====== Fragmento citado ======

Castro y Neruda

No existe expresión celebratoria de las aparecidas profusamente en la prensa por estos días, relativa al ex líder cubano Fidel Castro, que no haya tenido de inmediato y como contracara su antónimo. Los adjetivos luchador, libertario, humanista, lúcido, audaz, rebelde, carismático y decenas más, dieron paso, al mismo tiempo, a tirano, dominante, invasivo, intolerante, asesino, represor, intragable. Tal vez haya sido todo aquello y más. Impuso a una nación, harto singular como Cuba, un sistema ideológico, económico y político, el marxismo leninismo, que, aunque parezca raro, se puede comparar con las relaciones de amor entre parejas: es una gran y seductora idea, pero no resulta nunca. Marx analizó a su época, el siglo XIX, con sorprendente rigor y agudeza, mas la puesta en escena de sus teorías abrió, en todas partes, una vez más la puerta a la desgracia. Y como él mismo lo señaló la historia se parece a una tragedia y su repetición se vuelve una farsa. De esta manera, lo que está en sus libros cuando se instala en la realidad más vale huir. No se culpe a nadie, menos al filósofo alemán que duerme para siempre, ajeno a esta dislocación, en Highgate, cementerio londinense.

======

== Tareas pendientes ==
**a.** Imprime completo y sin cambios el fragmento citado sobre Castro y Neruda.
**b.** Escribe sin cambios solo las líneas del primer listado que van desde la que contiene "theme-item-7[interactable]: Ayu LightLight" hasta la que contiene "apply-option-label: User Settings", ambas incluidas.
El fragmento citado y los listados provienen de fuentes distintas.

====== Listados ======

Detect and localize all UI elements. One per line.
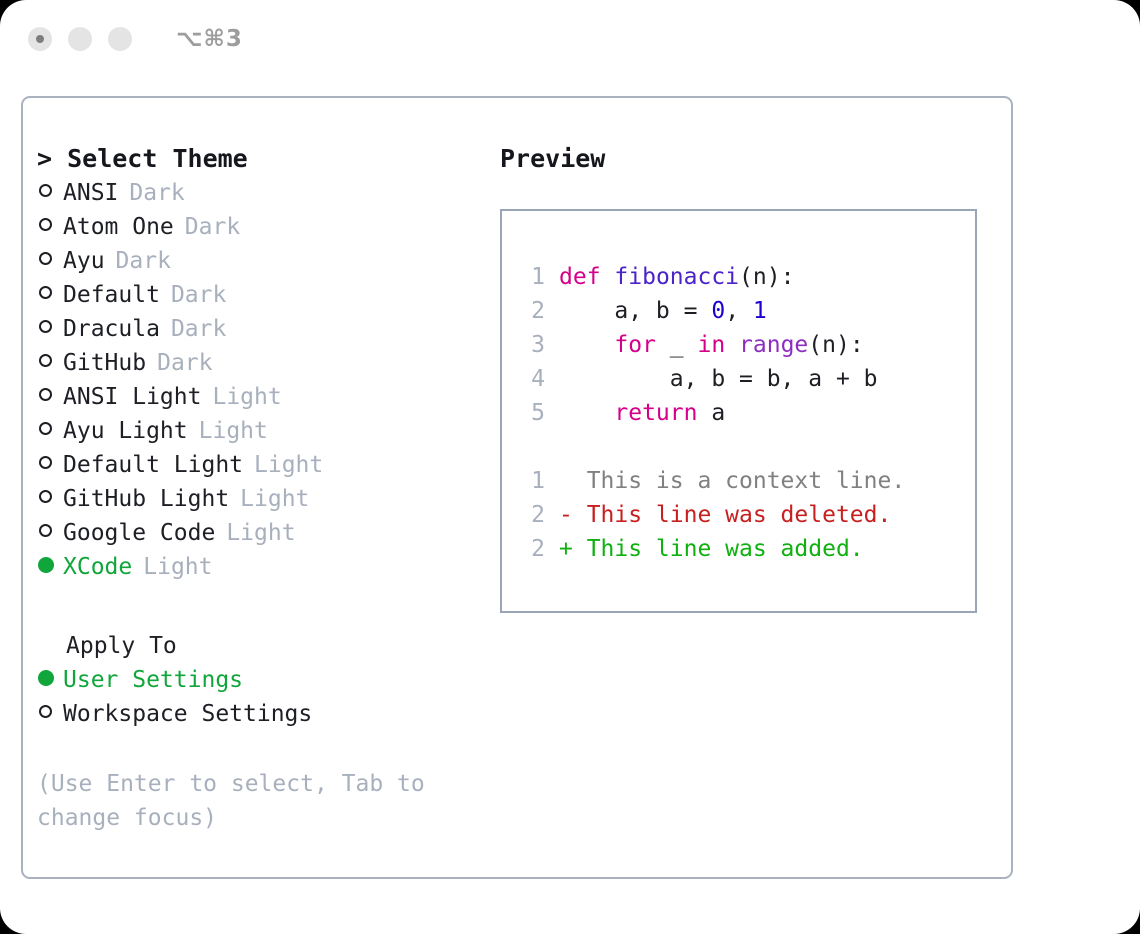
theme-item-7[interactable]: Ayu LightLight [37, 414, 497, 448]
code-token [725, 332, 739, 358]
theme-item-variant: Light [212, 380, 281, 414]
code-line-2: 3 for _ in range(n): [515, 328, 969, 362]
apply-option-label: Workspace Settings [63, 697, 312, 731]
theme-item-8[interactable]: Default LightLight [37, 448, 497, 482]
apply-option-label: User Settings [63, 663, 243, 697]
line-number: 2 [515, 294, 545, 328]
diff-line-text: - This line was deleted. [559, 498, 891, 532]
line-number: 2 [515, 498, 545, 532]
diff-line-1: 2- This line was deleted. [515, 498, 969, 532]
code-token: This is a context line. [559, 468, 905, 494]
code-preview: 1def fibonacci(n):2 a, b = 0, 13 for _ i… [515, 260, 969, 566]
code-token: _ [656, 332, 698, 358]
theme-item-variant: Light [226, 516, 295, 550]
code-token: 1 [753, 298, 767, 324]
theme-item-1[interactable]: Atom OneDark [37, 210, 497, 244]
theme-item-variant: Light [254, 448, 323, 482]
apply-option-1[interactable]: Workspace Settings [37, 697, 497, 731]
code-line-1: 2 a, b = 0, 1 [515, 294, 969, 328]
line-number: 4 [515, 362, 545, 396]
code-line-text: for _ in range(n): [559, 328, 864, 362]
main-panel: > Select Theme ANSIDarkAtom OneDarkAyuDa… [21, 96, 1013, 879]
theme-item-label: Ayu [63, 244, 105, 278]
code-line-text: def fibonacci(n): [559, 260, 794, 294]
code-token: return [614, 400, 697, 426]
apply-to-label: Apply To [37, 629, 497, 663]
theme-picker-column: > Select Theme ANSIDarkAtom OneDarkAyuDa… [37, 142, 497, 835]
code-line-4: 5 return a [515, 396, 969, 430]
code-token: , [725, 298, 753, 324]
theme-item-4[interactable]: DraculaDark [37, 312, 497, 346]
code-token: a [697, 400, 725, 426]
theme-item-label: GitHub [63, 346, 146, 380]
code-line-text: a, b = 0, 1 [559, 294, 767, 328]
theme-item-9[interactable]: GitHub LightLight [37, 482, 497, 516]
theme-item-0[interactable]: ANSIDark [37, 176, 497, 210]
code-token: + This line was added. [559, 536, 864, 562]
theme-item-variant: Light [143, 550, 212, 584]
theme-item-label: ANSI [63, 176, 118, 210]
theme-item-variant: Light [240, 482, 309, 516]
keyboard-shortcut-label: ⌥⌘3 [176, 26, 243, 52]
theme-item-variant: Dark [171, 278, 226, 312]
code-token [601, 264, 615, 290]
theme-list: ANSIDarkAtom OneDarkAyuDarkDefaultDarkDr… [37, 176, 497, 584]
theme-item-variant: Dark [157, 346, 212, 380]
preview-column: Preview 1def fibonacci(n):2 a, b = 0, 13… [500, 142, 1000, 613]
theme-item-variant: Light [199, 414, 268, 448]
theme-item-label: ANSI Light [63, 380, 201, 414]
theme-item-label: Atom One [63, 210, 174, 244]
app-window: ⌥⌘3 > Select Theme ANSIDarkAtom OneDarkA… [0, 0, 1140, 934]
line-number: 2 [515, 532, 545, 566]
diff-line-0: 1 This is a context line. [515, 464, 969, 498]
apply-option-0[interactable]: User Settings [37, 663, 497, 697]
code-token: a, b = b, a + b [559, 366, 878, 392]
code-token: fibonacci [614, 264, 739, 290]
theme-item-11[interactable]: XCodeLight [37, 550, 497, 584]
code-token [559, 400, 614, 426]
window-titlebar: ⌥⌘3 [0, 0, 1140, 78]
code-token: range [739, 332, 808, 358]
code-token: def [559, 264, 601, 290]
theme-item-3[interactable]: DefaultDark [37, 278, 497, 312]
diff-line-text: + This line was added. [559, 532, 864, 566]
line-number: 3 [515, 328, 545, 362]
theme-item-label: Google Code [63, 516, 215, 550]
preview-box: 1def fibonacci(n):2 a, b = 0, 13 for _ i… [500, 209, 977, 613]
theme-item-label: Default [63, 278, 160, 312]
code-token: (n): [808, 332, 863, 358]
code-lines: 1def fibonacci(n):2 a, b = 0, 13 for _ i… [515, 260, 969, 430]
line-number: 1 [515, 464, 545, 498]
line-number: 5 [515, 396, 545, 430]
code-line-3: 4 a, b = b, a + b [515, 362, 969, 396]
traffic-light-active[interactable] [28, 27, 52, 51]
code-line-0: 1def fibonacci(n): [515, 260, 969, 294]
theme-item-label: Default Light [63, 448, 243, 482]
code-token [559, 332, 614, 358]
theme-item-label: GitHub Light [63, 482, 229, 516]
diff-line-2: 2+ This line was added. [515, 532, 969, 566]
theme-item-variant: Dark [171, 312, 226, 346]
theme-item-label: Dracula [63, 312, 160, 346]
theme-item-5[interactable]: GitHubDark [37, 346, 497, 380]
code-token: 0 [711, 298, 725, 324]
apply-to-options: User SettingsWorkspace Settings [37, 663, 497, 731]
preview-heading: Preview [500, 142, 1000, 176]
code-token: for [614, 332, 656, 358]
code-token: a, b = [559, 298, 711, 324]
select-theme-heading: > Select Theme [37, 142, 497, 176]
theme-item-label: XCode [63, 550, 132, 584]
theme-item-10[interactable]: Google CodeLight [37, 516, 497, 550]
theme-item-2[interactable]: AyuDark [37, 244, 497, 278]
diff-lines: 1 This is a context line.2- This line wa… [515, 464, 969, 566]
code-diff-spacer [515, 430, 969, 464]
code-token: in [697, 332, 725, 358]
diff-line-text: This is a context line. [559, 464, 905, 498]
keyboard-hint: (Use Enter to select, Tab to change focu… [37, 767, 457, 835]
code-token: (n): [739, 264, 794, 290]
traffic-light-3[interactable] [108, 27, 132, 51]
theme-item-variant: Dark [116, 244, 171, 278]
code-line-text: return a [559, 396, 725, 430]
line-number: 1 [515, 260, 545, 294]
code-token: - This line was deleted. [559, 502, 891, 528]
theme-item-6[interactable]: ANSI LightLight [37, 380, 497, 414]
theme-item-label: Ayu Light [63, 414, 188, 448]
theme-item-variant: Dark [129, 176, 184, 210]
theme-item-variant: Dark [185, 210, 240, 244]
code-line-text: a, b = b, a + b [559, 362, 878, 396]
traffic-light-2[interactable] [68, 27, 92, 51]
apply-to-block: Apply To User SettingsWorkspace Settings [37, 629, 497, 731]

======
====== Listados ======

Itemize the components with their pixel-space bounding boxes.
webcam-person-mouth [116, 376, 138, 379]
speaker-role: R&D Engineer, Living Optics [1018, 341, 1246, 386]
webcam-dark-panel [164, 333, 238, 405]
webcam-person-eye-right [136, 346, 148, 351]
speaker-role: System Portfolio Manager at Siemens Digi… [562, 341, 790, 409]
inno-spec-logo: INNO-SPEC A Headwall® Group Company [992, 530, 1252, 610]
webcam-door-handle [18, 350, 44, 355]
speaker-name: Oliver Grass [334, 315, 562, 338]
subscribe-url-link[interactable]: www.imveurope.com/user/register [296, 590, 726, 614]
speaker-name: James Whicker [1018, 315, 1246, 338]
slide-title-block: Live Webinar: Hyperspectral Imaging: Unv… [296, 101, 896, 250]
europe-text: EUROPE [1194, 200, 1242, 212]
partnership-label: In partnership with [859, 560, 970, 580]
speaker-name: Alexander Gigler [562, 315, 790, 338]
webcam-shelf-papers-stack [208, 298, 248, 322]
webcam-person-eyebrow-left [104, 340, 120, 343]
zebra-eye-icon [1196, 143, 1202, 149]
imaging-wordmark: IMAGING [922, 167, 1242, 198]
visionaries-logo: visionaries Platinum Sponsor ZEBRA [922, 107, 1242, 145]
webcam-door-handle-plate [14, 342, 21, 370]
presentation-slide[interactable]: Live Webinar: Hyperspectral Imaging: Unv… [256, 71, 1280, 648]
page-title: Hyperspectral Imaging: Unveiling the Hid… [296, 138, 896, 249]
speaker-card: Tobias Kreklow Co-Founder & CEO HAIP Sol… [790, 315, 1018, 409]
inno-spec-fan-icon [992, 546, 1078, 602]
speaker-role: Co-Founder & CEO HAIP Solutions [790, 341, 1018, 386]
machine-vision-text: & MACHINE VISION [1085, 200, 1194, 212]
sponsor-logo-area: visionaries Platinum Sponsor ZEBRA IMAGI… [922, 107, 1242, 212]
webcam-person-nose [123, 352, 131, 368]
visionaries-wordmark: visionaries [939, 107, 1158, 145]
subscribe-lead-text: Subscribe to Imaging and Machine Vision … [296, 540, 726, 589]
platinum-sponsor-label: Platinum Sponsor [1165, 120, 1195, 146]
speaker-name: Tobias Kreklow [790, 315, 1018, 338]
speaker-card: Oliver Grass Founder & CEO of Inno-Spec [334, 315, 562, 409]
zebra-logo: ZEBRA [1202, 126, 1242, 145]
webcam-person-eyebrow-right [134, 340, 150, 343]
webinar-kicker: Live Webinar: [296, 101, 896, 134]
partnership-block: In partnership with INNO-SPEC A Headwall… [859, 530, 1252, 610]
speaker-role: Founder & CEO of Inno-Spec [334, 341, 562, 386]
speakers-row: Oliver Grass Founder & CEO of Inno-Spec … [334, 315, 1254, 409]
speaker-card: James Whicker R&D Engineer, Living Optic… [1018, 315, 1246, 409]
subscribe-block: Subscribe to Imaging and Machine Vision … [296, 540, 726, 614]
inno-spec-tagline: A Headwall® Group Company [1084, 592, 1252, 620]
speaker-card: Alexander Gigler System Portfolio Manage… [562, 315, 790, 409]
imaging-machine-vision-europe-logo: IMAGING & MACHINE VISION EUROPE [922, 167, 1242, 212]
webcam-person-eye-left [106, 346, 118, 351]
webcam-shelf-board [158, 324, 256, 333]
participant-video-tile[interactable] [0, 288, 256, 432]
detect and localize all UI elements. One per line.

======

== Respuestas ==
**a.**
Castro y Neruda

No existe expresión celebratoria de las aparecidas profusamente en la prensa por estos días, relativa al ex líder cubano Fidel Castro, que no haya tenido de inmediato y como contracara su antónimo. Los adjetivos luchador, libertario, humanista, lúcido, audaz, rebelde, carismático y decenas más, dieron paso, al mismo tiempo, a tirano, dominante, invasivo, intolerante, asesino, represor, intragable. Tal vez haya sido todo aquello y más. Impuso a una nación, harto singular como Cuba, un sistema ideológico, económico y político, el marxismo leninismo, que, aunque parezca raro, se puede comparar con las relaciones de amor entre parejas: es una gran y seductora idea, pero no resulta nunca. Marx analizó a su época, el siglo XIX, con sorprendente rigor y agudeza, mas la puesta en escena de sus teorías abrió, en todas partes, una vez más la puerta a la desgracia. Y como él mismo lo señaló la historia se parece a una tragedia y su repetición se vuelve una farsa. De esta manera, lo que está en sus libros cuando se instala en la realidad más vale huir. No se culpe a nadie, menos al filósofo alemán que duerme para siempre, ajeno a esta dislocación, en Highgate, cementerio londinense.

**b.**
theme-item-7[interactable]: Ayu LightLight [37, 414, 497, 448]
code-token [725, 332, 739, 358]
theme-item-variant: Light [212, 380, 281, 414]
code-line-2: 3 for _ in range(n): [515, 328, 969, 362]
apply-option-label: Workspace Settings [63, 697, 312, 731]
theme-item-8[interactable]: Default LightLight [37, 448, 497, 482]
apply-option-label: User Settings [63, 663, 243, 697]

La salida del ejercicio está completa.